Instruction
Faithfully return all lines, omitting every embedded picture.

- - -

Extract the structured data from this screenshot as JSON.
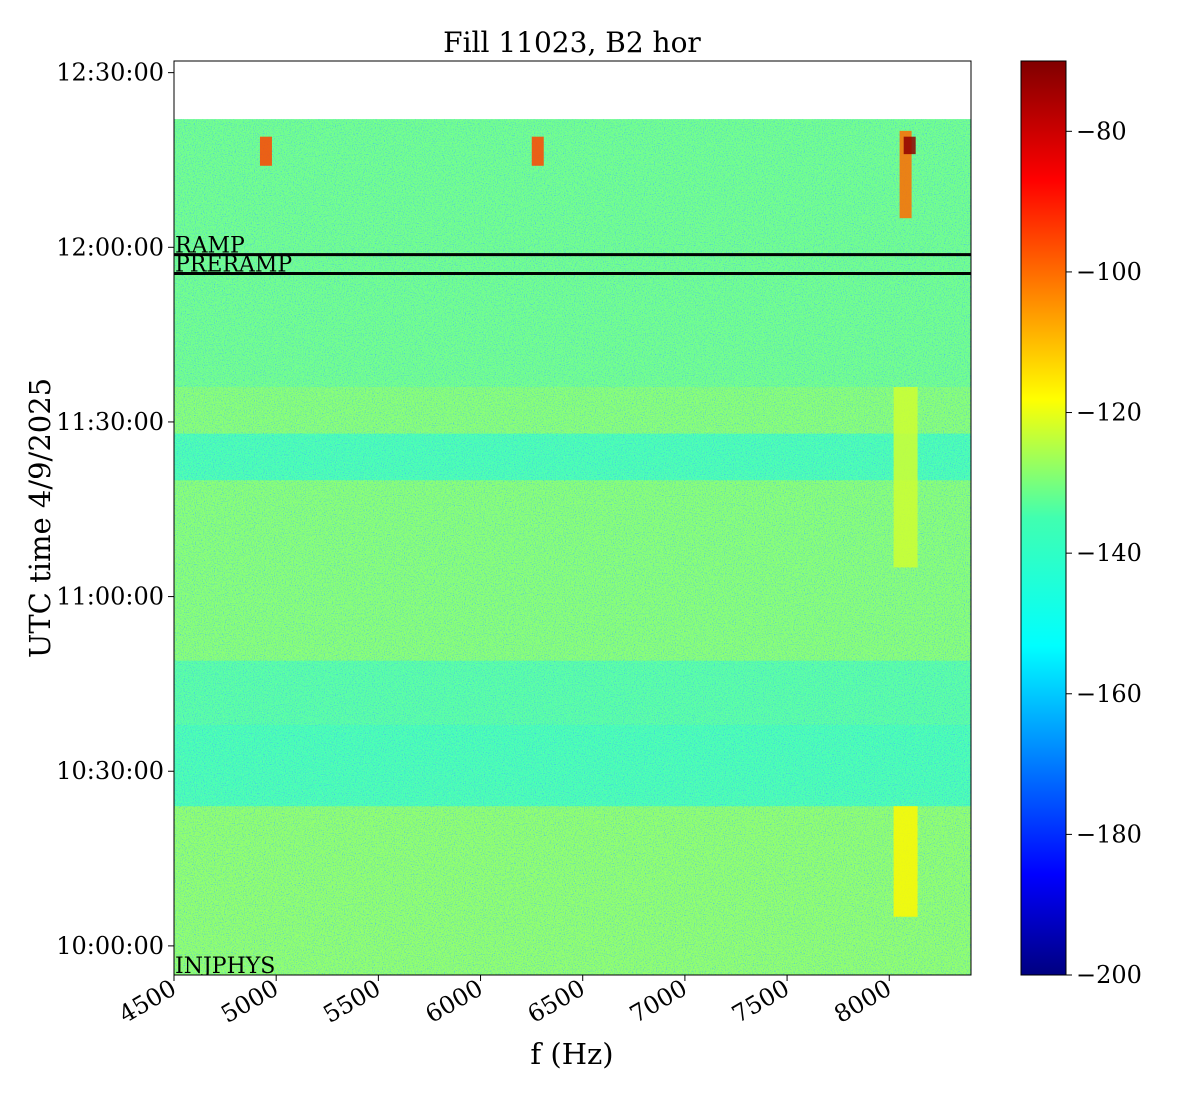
{
  "chart_data": {
    "type": "heatmap",
    "title": "Fill 11023, B2 hor",
    "xlabel": "f (Hz)",
    "ylabel": "UTC time 4/9/2025",
    "xlim": [
      4500,
      8400
    ],
    "ylim": [
      "09:55:00",
      "12:32:00"
    ],
    "data_top": "12:22:00",
    "x_ticks": [
      4500,
      5000,
      5500,
      6000,
      6500,
      7000,
      7500,
      8000
    ],
    "x_tick_labels": [
      "4500",
      "5000",
      "5500",
      "6000",
      "6500",
      "7000",
      "7500",
      "8000"
    ],
    "y_ticks": [
      "10:00:00",
      "10:30:00",
      "11:00:00",
      "11:30:00",
      "12:00:00",
      "12:30:00"
    ],
    "y_tick_labels": [
      "10:00:00",
      "10:30:00",
      "11:00:00",
      "11:30:00",
      "12:00:00",
      "12:30:00"
    ],
    "colorbar": {
      "colormap": "jet",
      "range": [
        -200,
        -70
      ],
      "ticks": [
        -80,
        -100,
        -120,
        -140,
        -160,
        -180,
        -200
      ],
      "tick_labels": [
        "−80",
        "−100",
        "−120",
        "−140",
        "−160",
        "−180",
        "−200"
      ]
    },
    "background_level_db": -138,
    "time_bands": [
      {
        "start": "09:55:00",
        "end": "10:24:00",
        "level_db": -133
      },
      {
        "start": "10:24:00",
        "end": "10:38:00",
        "level_db": -142
      },
      {
        "start": "10:38:00",
        "end": "10:49:00",
        "level_db": -140
      },
      {
        "start": "10:49:00",
        "end": "11:20:00",
        "level_db": -134
      },
      {
        "start": "11:20:00",
        "end": "11:28:00",
        "level_db": -142
      },
      {
        "start": "11:28:00",
        "end": "11:36:00",
        "level_db": -134
      },
      {
        "start": "11:36:00",
        "end": "12:22:00",
        "level_db": -137
      }
    ],
    "features": [
      {
        "f": 8080,
        "start": "10:05:00",
        "end": "10:24:00",
        "level_db": -118
      },
      {
        "f": 8080,
        "start": "11:05:00",
        "end": "11:36:00",
        "level_db": -125
      },
      {
        "f": 8080,
        "start": "12:05:00",
        "end": "12:20:00",
        "level_db": -100
      },
      {
        "f": 8100,
        "start": "12:16:00",
        "end": "12:19:00",
        "level_db": -72
      },
      {
        "f": 4950,
        "start": "12:14:00",
        "end": "12:19:00",
        "level_db": -95
      },
      {
        "f": 6280,
        "start": "12:14:00",
        "end": "12:19:00",
        "level_db": -95
      }
    ],
    "annotations": [
      {
        "label": "RAMP",
        "time": "11:58:45"
      },
      {
        "label": "PRERAMP",
        "time": "11:55:30"
      },
      {
        "label": "INJPHYS",
        "time": "09:55:00"
      }
    ]
  }
}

- - -

Solution to the exercise
Extract the structured data from this screenshot as JSON.
{
  "chart_data": {
    "type": "heatmap",
    "title": "Fill 11023, B2 hor",
    "xlabel": "f (Hz)",
    "ylabel": "UTC time 4/9/2025",
    "xlim": [
      4500,
      8400
    ],
    "ylim": [
      "09:55:00",
      "12:32:00"
    ],
    "data_top": "12:22:00",
    "x_ticks": [
      4500,
      5000,
      5500,
      6000,
      6500,
      7000,
      7500,
      8000
    ],
    "x_tick_labels": [
      "4500",
      "5000",
      "5500",
      "6000",
      "6500",
      "7000",
      "7500",
      "8000"
    ],
    "y_ticks": [
      "10:00:00",
      "10:30:00",
      "11:00:00",
      "11:30:00",
      "12:00:00",
      "12:30:00"
    ],
    "y_tick_labels": [
      "10:00:00",
      "10:30:00",
      "11:00:00",
      "11:30:00",
      "12:00:00",
      "12:30:00"
    ],
    "colorbar": {
      "colormap": "jet",
      "range": [
        -200,
        -70
      ],
      "ticks": [
        -80,
        -100,
        -120,
        -140,
        -160,
        -180,
        -200
      ],
      "tick_labels": [
        "−80",
        "−100",
        "−120",
        "−140",
        "−160",
        "−180",
        "−200"
      ]
    },
    "background_level_db": -138,
    "time_bands": [
      {
        "start": "09:55:00",
        "end": "10:24:00",
        "level_db": -133
      },
      {
        "start": "10:24:00",
        "end": "10:38:00",
        "level_db": -142
      },
      {
        "start": "10:38:00",
        "end": "10:49:00",
        "level_db": -140
      },
      {
        "start": "10:49:00",
        "end": "11:20:00",
        "level_db": -134
      },
      {
        "start": "11:20:00",
        "end": "11:28:00",
        "level_db": -142
      },
      {
        "start": "11:28:00",
        "end": "11:36:00",
        "level_db": -134
      },
      {
        "start": "11:36:00",
        "end": "12:22:00",
        "level_db": -137
      }
    ],
    "features": [
      {
        "f": 8080,
        "start": "10:05:00",
        "end": "10:24:00",
        "level_db": -118
      },
      {
        "f": 8080,
        "start": "11:05:00",
        "end": "11:36:00",
        "level_db": -125
      },
      {
        "f": 8080,
        "start": "12:05:00",
        "end": "12:20:00",
        "level_db": -100
      },
      {
        "f": 8100,
        "start": "12:16:00",
        "end": "12:19:00",
        "level_db": -72
      },
      {
        "f": 4950,
        "start": "12:14:00",
        "end": "12:19:00",
        "level_db": -95
      },
      {
        "f": 6280,
        "start": "12:14:00",
        "end": "12:19:00",
        "level_db": -95
      }
    ],
    "annotations": [
      {
        "label": "RAMP",
        "time": "11:58:45"
      },
      {
        "label": "PRERAMP",
        "time": "11:55:30"
      },
      {
        "label": "INJPHYS",
        "time": "09:55:00"
      }
    ]
  }
}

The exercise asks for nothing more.